**Exercise**
Print each line exactly as it is given.

##### Record set #####

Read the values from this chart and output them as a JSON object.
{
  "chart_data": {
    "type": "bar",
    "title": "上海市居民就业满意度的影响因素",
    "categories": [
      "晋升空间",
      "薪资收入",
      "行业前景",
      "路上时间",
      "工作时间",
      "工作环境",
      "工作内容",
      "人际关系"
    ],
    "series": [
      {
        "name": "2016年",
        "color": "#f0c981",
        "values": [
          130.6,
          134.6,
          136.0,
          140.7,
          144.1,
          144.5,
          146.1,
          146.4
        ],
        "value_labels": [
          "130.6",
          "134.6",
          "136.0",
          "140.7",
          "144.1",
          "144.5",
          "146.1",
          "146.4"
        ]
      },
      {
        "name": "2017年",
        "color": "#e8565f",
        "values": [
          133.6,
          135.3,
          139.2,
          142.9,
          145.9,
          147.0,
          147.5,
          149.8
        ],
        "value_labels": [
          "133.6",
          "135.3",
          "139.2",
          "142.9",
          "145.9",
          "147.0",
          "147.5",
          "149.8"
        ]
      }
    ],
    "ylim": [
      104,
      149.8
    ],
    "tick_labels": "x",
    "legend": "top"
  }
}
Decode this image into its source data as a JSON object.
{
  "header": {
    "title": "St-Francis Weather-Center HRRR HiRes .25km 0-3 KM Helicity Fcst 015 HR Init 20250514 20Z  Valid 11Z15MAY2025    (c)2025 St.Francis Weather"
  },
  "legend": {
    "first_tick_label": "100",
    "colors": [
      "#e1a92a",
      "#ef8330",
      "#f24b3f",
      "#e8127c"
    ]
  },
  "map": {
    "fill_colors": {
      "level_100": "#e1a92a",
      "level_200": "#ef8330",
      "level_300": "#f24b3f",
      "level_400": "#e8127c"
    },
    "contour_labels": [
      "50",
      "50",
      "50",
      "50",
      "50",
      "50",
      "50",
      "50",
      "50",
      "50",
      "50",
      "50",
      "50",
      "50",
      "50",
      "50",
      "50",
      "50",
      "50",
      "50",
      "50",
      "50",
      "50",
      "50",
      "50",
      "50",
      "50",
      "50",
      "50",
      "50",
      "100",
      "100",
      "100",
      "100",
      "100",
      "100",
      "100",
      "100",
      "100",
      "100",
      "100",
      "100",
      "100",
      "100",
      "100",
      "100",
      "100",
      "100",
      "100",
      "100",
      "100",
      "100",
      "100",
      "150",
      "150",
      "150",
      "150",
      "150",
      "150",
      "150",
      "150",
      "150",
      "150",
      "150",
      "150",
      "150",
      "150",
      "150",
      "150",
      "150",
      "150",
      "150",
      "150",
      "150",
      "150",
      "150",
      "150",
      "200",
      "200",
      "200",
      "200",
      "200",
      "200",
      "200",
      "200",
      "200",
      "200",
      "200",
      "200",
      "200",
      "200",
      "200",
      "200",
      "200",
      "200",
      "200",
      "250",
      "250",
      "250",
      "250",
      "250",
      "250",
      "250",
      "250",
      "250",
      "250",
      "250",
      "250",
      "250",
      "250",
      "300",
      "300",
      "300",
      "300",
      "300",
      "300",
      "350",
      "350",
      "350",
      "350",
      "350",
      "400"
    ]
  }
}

#####

**Solution to the problem**
Read the values from this chart and output them as a JSON object.
{
  "chart_data": {
    "type": "bar",
    "title": "上海市居民就业满意度的影响因素",
    "categories": [
      "晋升空间",
      "薪资收入",
      "行业前景",
      "路上时间",
      "工作时间",
      "工作环境",
      "工作内容",
      "人际关系"
    ],
    "series": [
      {
        "name": "2016年",
        "color": "#f0c981",
        "values": [
          130.6,
          134.6,
          136.0,
          140.7,
          144.1,
          144.5,
          146.1,
          146.4
        ],
        "value_labels": [
          "130.6",
          "134.6",
          "136.0",
          "140.7",
          "144.1",
          "144.5",
          "146.1",
          "146.4"
        ]
      },
      {
        "name": "2017年",
        "color": "#e8565f",
        "values": [
          133.6,
          135.3,
          139.2,
          142.9,
          145.9,
          147.0,
          147.5,
          149.8
        ],
        "value_labels": [
          "133.6",
          "135.3",
          "139.2",
          "142.9",
          "145.9",
          "147.0",
          "147.5",
          "149.8"
        ]
      }
    ],
    "ylim": [
      104,
      149.8
    ],
    "tick_labels": "x",
    "legend": "top"
  }
}
Decode this image into its source data as a JSON object.
{
  "header": {
    "title": "St-Francis Weather-Center HRRR HiRes .25km 0-3 KM Helicity Fcst 015 HR Init 20250514 20Z  Valid 11Z15MAY2025    (c)2025 St.Francis Weather"
  },
  "legend": {
    "first_tick_label": "100",
    "colors": [
      "#e1a92a",
      "#ef8330",
      "#f24b3f",
      "#e8127c"
    ]
  },
  "map": {
    "fill_colors": {
      "level_100": "#e1a92a",
      "level_200": "#ef8330",
      "level_300": "#f24b3f",
      "level_400": "#e8127c"
    },
    "contour_labels": [
      "50",
      "50",
      "50",
      "50",
      "50",
      "50",
      "50",
      "50",
      "50",
      "50",
      "50",
      "50",
      "50",
      "50",
      "50",
      "50",
      "50",
      "50",
      "50",
      "50",
      "50",
      "50",
      "50",
      "50",
      "50",
      "50",
      "50",
      "50",
      "50",
      "50",
      "100",
      "100",
      "100",
      "100",
      "100",
      "100",
      "100",
      "100",
      "100",
      "100",
      "100",
      "100",
      "100",
      "100",
      "100",
      "100",
      "100",
      "100",
      "100",
      "100",
      "100",
      "100",
      "100",
      "150",
      "150",
      "150",
      "150",
      "150",
      "150",
      "150",
      "150",
      "150",
      "150",
      "150",
      "150",
      "150",
      "150",
      "150",
      "150",
      "150",
      "150",
      "150",
      "150",
      "150",
      "150",
      "150",
      "150",
      "200",
      "200",
      "200",
      "200",
      "200",
      "200",
      "200",
      "200",
      "200",
      "200",
      "200",
      "200",
      "200",
      "200",
      "200",
      "200",
      "200",
      "200",
      "200",
      "250",
      "250",
      "250",
      "250",
      "250",
      "250",
      "250",
      "250",
      "250",
      "250",
      "250",
      "250",
      "250",
      "250",
      "300",
      "300",
      "300",
      "300",
      "300",
      "300",
      "350",
      "350",
      "350",
      "350",
      "350",
      "400"
    ]
  }
}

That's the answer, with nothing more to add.